▸ OBJECTIVE: Transcribe the listing below word for word.

--- begin DATA EXCERPTS ---

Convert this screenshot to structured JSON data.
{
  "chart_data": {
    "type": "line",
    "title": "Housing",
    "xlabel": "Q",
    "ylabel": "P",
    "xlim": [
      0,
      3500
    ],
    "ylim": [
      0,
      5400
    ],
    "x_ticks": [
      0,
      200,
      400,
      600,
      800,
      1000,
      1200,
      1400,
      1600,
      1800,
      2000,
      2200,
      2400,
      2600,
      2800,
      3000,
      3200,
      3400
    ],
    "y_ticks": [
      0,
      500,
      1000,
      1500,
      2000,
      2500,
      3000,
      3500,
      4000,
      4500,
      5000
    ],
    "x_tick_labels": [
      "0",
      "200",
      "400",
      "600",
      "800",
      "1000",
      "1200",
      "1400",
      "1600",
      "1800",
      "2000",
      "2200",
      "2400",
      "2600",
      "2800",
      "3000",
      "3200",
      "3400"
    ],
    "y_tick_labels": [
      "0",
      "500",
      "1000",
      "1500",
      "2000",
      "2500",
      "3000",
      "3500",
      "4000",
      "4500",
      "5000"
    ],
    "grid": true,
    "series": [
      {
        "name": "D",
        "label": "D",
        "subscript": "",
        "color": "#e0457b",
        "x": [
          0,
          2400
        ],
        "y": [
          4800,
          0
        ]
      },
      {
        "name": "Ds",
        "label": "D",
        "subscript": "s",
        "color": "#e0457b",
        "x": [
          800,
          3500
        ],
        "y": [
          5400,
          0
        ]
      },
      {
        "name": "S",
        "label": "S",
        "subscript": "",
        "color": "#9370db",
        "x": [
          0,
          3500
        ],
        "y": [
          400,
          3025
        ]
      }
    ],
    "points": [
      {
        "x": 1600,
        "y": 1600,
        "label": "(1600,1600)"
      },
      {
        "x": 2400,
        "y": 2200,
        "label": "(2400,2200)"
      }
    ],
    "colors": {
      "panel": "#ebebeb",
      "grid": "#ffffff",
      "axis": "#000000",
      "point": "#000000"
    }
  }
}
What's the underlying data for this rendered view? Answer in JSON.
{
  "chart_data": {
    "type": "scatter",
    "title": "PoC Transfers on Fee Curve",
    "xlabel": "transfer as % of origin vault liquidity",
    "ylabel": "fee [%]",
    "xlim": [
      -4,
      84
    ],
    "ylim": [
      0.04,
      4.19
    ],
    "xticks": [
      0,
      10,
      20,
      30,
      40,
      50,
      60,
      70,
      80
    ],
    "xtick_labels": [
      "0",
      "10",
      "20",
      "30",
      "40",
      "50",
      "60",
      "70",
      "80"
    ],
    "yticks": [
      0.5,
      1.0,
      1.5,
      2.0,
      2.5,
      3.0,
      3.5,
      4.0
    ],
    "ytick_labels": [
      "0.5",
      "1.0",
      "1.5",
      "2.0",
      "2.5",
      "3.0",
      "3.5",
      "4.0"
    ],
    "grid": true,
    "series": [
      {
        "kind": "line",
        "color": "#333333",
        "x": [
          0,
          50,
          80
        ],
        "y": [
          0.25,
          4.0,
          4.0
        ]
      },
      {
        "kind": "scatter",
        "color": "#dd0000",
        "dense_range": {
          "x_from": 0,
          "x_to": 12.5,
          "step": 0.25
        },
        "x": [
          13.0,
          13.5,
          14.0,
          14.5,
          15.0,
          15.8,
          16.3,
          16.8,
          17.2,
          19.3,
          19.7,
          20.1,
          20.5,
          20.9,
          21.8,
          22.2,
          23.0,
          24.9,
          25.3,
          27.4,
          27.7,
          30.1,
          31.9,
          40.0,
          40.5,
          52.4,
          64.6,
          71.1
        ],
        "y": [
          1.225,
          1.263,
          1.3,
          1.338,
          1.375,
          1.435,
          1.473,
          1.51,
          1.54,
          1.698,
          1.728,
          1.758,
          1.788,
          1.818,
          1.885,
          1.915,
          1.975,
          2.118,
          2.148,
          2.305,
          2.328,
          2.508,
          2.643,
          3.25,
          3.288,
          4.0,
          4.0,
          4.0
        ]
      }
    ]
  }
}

--- end DATA EXCERPTS ---

▸ SOLUTION TO THIS TASK:
Convert this screenshot to structured JSON data.
{
  "chart_data": {
    "type": "line",
    "title": "Housing",
    "xlabel": "Q",
    "ylabel": "P",
    "xlim": [
      0,
      3500
    ],
    "ylim": [
      0,
      5400
    ],
    "x_ticks": [
      0,
      200,
      400,
      600,
      800,
      1000,
      1200,
      1400,
      1600,
      1800,
      2000,
      2200,
      2400,
      2600,
      2800,
      3000,
      3200,
      3400
    ],
    "y_ticks": [
      0,
      500,
      1000,
      1500,
      2000,
      2500,
      3000,
      3500,
      4000,
      4500,
      5000
    ],
    "x_tick_labels": [
      "0",
      "200",
      "400",
      "600",
      "800",
      "1000",
      "1200",
      "1400",
      "1600",
      "1800",
      "2000",
      "2200",
      "2400",
      "2600",
      "2800",
      "3000",
      "3200",
      "3400"
    ],
    "y_tick_labels": [
      "0",
      "500",
      "1000",
      "1500",
      "2000",
      "2500",
      "3000",
      "3500",
      "4000",
      "4500",
      "5000"
    ],
    "grid": true,
    "series": [
      {
        "name": "D",
        "label": "D",
        "subscript": "",
        "color": "#e0457b",
        "x": [
          0,
          2400
        ],
        "y": [
          4800,
          0
        ]
      },
      {
        "name": "Ds",
        "label": "D",
        "subscript": "s",
        "color": "#e0457b",
        "x": [
          800,
          3500
        ],
        "y": [
          5400,
          0
        ]
      },
      {
        "name": "S",
        "label": "S",
        "subscript": "",
        "color": "#9370db",
        "x": [
          0,
          3500
        ],
        "y": [
          400,
          3025
        ]
      }
    ],
    "points": [
      {
        "x": 1600,
        "y": 1600,
        "label": "(1600,1600)"
      },
      {
        "x": 2400,
        "y": 2200,
        "label": "(2400,2200)"
      }
    ],
    "colors": {
      "panel": "#ebebeb",
      "grid": "#ffffff",
      "axis": "#000000",
      "point": "#000000"
    }
  }
}
What's the underlying data for this rendered view? Answer in JSON.
{
  "chart_data": {
    "type": "scatter",
    "title": "PoC Transfers on Fee Curve",
    "xlabel": "transfer as % of origin vault liquidity",
    "ylabel": "fee [%]",
    "xlim": [
      -4,
      84
    ],
    "ylim": [
      0.04,
      4.19
    ],
    "xticks": [
      0,
      10,
      20,
      30,
      40,
      50,
      60,
      70,
      80
    ],
    "xtick_labels": [
      "0",
      "10",
      "20",
      "30",
      "40",
      "50",
      "60",
      "70",
      "80"
    ],
    "yticks": [
      0.5,
      1.0,
      1.5,
      2.0,
      2.5,
      3.0,
      3.5,
      4.0
    ],
    "ytick_labels": [
      "0.5",
      "1.0",
      "1.5",
      "2.0",
      "2.5",
      "3.0",
      "3.5",
      "4.0"
    ],
    "grid": true,
    "series": [
      {
        "kind": "line",
        "color": "#333333",
        "x": [
          0,
          50,
          80
        ],
        "y": [
          0.25,
          4.0,
          4.0
        ]
      },
      {
        "kind": "scatter",
        "color": "#dd0000",
        "dense_range": {
          "x_from": 0,
          "x_to": 12.5,
          "step": 0.25
        },
        "x": [
          13.0,
          13.5,
          14.0,
          14.5,
          15.0,
          15.8,
          16.3,
          16.8,
          17.2,
          19.3,
          19.7,
          20.1,
          20.5,
          20.9,
          21.8,
          22.2,
          23.0,
          24.9,
          25.3,
          27.4,
          27.7,
          30.1,
          31.9,
          40.0,
          40.5,
          52.4,
          64.6,
          71.1
        ],
        "y": [
          1.225,
          1.263,
          1.3,
          1.338,
          1.375,
          1.435,
          1.473,
          1.51,
          1.54,
          1.698,
          1.728,
          1.758,
          1.788,
          1.818,
          1.885,
          1.915,
          1.975,
          2.118,
          2.148,
          2.305,
          2.328,
          2.508,
          2.643,
          3.25,
          3.288,
          4.0,
          4.0,
          4.0
        ]
      }
    ]
  }
}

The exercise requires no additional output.